> **Tugas A**:
Salin kembali bagian teks tentang pagelaran wayang kulit yang dibuka dengan kata-kata "Sunday, March 14, 2010" dan ditutup dengan "menjelang adzan subuh.", lalu tukar "UGM" dengan "Universitas Gadjah Mada".
> **Tugas B**:
Menurut teks tentang pagelaran wayang kulit, sekitar pukul berapa acara tersebut dimulai?

> **Sumber**:
========================================
Sunday, March 14, 2010

Pagelaran Wayang Kulit

Desember 2007 UGM menyelenggarakan Pagelaran Wayang kulit di Bundaran UGM dg dalang KI Ethus S. Pagelaran wayang tersebut mengambil lakon “Arjuna Wiwaha”. Pagelaran wayang dilaksanakan di luar ruangan dengan menggunakan sebuah tenda yang berada di sebelah utara bunderan UGM, tepatnya berada di tengah-tengah jalan antara Gelanggang Mahasiswa dengan KAGAMA. Acara ini dimulai sekitar pukul 21.00 WIB, meskipun sebelumnya diguyur hujan deras tetapi antusias penonton mengalahkan segalanya. Buktinya penonton telah memadati arena pagelaran begitu acara dimulai. Pagelaran wayang tersebut berakhir kira-kira menjelang adzan subuh.
========================================
> **Segmen Data**:
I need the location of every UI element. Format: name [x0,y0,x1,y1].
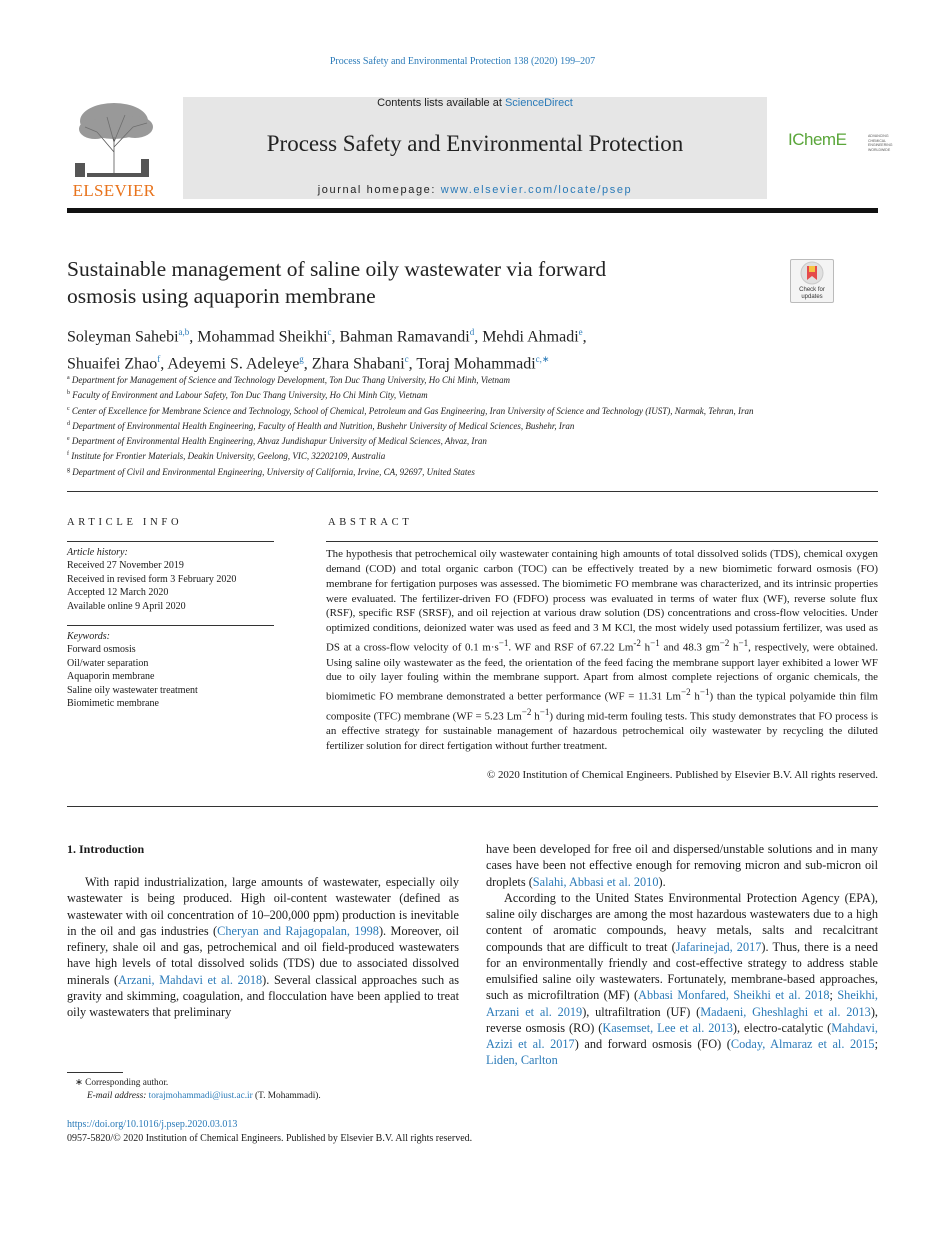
========================================
> **Jawaban A**:
Sunday, March 14, 2010

Pagelaran Wayang Kulit

Desember 2007 Universitas Gadjah Mada menyelenggarakan Pagelaran Wayang kulit di Bundaran Universitas Gadjah Mada dg dalang KI Ethus S. Pagelaran wayang tersebut mengambil lakon “Arjuna Wiwaha”. Pagelaran wayang dilaksanakan di luar ruangan dengan menggunakan sebuah tenda yang berada di sebelah utara bunderan Universitas Gadjah Mada, tepatnya berada di tengah-tengah jalan antara Gelanggang Mahasiswa dengan KAGAMA. Acara ini dimulai sekitar pukul 21.00 WIB, meskipun sebelumnya diguyur hujan deras tetapi antusias penonton mengalahkan segalanya. Buktinya penonton telah memadati arena pagelaran begitu acara dimulai. Pagelaran wayang tersebut berakhir kira-kira menjelang adzan subuh.

> **Jawaban B**:
Sekitar pukul 21.00 WIB.